__DIRECTIONS__
Copy each line below that includes "object".

----------

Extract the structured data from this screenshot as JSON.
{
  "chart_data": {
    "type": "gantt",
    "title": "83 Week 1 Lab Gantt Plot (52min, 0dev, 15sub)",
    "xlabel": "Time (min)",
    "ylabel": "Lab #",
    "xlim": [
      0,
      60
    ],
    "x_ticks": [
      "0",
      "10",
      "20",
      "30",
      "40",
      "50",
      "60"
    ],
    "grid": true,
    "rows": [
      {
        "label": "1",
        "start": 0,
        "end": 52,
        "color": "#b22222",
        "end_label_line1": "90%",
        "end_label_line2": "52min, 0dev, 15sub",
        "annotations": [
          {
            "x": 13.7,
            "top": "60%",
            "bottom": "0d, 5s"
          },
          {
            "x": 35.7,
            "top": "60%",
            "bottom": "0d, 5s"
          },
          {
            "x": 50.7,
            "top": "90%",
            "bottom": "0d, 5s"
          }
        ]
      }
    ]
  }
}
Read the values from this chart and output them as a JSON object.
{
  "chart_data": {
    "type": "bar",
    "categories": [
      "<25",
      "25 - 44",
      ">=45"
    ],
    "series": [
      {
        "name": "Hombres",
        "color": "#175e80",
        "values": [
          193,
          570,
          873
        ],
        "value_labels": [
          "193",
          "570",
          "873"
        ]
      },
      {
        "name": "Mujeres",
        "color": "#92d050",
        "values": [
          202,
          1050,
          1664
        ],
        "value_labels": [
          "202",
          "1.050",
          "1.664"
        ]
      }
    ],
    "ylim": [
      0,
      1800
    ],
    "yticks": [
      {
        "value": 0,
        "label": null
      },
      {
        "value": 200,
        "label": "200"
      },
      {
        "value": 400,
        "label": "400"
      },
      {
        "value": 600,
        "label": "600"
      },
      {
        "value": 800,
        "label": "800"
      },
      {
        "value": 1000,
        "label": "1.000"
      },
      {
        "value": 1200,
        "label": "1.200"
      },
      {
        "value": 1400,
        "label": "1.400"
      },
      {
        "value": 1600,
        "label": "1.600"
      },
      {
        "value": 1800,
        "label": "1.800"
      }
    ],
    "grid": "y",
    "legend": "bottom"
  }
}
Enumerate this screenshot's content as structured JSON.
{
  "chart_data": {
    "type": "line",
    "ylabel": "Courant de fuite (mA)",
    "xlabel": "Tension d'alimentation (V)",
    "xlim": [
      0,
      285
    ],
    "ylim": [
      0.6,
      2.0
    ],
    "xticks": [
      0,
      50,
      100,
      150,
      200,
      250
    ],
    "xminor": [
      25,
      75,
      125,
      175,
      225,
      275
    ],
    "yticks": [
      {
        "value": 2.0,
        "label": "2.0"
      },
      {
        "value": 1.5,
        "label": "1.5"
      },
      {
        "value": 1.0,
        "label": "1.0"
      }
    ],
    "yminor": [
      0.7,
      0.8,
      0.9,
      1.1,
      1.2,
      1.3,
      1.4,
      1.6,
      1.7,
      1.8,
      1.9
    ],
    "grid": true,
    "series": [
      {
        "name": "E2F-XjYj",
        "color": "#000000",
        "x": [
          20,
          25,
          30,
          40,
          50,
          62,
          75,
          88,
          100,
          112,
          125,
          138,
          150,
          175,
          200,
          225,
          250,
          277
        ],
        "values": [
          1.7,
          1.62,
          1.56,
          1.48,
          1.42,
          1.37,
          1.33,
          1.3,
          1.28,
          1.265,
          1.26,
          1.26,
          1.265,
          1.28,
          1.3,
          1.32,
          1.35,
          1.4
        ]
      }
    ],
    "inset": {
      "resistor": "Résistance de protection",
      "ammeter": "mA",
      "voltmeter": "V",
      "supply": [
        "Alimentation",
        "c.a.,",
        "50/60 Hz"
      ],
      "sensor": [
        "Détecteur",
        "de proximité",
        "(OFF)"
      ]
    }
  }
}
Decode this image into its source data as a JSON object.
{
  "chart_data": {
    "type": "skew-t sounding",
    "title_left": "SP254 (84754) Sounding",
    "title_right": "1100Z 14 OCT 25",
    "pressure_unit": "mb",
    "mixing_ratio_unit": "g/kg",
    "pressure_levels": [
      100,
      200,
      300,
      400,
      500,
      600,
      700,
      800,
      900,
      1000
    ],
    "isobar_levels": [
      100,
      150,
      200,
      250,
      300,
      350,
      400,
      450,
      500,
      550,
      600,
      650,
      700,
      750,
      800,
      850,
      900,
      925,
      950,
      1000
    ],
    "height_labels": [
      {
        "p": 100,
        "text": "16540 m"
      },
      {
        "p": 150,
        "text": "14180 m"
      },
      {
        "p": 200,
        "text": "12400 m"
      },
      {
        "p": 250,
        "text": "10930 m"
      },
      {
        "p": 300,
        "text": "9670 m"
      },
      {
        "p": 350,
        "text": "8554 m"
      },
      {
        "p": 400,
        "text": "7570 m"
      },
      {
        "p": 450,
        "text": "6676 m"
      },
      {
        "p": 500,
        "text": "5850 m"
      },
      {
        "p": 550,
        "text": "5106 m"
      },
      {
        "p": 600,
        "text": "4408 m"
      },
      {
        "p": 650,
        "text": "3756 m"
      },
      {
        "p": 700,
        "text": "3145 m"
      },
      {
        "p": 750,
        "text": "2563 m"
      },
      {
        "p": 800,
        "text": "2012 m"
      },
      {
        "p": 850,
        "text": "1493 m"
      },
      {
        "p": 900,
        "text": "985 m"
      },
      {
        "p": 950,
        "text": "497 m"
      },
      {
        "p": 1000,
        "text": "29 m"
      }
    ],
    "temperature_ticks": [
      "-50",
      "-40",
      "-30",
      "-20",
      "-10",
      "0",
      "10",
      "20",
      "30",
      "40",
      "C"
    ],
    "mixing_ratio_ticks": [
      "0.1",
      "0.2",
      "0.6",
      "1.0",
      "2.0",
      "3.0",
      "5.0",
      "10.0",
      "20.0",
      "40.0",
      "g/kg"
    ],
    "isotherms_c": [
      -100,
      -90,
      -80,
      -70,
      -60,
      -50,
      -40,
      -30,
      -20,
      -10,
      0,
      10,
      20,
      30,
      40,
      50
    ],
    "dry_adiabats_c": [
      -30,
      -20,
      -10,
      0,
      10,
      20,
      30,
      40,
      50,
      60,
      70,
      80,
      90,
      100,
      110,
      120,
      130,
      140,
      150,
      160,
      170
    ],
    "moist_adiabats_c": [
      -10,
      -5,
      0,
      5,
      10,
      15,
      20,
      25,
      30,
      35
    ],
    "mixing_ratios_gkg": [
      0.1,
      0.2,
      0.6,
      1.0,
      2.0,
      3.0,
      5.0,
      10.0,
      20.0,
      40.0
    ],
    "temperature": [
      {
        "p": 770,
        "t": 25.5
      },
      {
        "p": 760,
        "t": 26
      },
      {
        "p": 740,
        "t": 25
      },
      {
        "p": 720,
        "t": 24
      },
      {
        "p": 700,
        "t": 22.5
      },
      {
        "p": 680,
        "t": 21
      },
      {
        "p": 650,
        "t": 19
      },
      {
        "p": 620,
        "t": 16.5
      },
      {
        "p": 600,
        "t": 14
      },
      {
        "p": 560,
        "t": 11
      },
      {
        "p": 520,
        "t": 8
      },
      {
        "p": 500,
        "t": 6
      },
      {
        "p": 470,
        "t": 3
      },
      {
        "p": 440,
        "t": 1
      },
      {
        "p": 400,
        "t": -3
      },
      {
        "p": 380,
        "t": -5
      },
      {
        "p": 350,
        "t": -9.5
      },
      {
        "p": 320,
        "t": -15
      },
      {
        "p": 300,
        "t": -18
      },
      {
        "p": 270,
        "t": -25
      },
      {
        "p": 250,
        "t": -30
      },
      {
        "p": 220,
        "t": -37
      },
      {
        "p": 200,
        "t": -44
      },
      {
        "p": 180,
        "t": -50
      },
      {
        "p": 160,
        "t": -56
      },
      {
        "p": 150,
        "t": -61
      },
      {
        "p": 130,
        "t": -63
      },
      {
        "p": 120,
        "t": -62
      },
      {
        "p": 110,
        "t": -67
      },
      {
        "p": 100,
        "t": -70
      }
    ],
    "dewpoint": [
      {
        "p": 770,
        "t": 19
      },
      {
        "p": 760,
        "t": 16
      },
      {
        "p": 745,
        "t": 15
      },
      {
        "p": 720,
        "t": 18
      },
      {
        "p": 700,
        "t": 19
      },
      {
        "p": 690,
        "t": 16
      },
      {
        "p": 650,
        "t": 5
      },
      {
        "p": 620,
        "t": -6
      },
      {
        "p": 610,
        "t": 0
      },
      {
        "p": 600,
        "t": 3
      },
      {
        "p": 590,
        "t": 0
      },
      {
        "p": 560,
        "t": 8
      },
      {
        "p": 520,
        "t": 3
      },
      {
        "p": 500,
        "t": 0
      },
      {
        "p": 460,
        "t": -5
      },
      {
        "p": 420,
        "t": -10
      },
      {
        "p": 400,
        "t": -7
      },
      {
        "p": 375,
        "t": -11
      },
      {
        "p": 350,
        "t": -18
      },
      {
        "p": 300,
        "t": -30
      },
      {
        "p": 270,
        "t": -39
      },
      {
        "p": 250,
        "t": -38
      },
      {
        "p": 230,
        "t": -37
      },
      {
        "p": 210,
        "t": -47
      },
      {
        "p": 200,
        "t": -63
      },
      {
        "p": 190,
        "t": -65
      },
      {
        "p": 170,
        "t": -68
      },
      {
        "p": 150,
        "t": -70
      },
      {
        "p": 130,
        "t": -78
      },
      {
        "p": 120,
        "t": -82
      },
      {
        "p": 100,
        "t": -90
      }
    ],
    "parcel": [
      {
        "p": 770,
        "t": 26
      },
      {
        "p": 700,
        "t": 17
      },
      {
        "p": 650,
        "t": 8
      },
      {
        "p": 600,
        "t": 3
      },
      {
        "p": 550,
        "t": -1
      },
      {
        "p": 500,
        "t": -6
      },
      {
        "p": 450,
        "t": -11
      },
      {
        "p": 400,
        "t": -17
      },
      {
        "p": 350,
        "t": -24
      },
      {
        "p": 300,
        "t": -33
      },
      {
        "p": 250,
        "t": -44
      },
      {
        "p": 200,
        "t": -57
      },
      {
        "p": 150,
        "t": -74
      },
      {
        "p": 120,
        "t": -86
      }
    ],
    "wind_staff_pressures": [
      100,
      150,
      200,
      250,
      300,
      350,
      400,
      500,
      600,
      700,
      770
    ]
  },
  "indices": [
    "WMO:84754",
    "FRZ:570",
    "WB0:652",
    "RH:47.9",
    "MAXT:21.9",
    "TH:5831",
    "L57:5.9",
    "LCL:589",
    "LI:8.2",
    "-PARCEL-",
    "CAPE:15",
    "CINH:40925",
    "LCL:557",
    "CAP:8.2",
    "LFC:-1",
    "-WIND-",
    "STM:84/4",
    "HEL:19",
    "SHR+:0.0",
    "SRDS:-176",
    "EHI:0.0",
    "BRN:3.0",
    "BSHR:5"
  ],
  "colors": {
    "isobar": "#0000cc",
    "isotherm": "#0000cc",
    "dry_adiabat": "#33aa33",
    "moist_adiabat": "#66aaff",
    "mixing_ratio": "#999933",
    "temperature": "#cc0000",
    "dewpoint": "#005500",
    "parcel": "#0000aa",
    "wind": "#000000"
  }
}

----------

__SOLUTION__
Read the values from this chart and output them as a JSON object.
Decode this image into its source data as a JSON object.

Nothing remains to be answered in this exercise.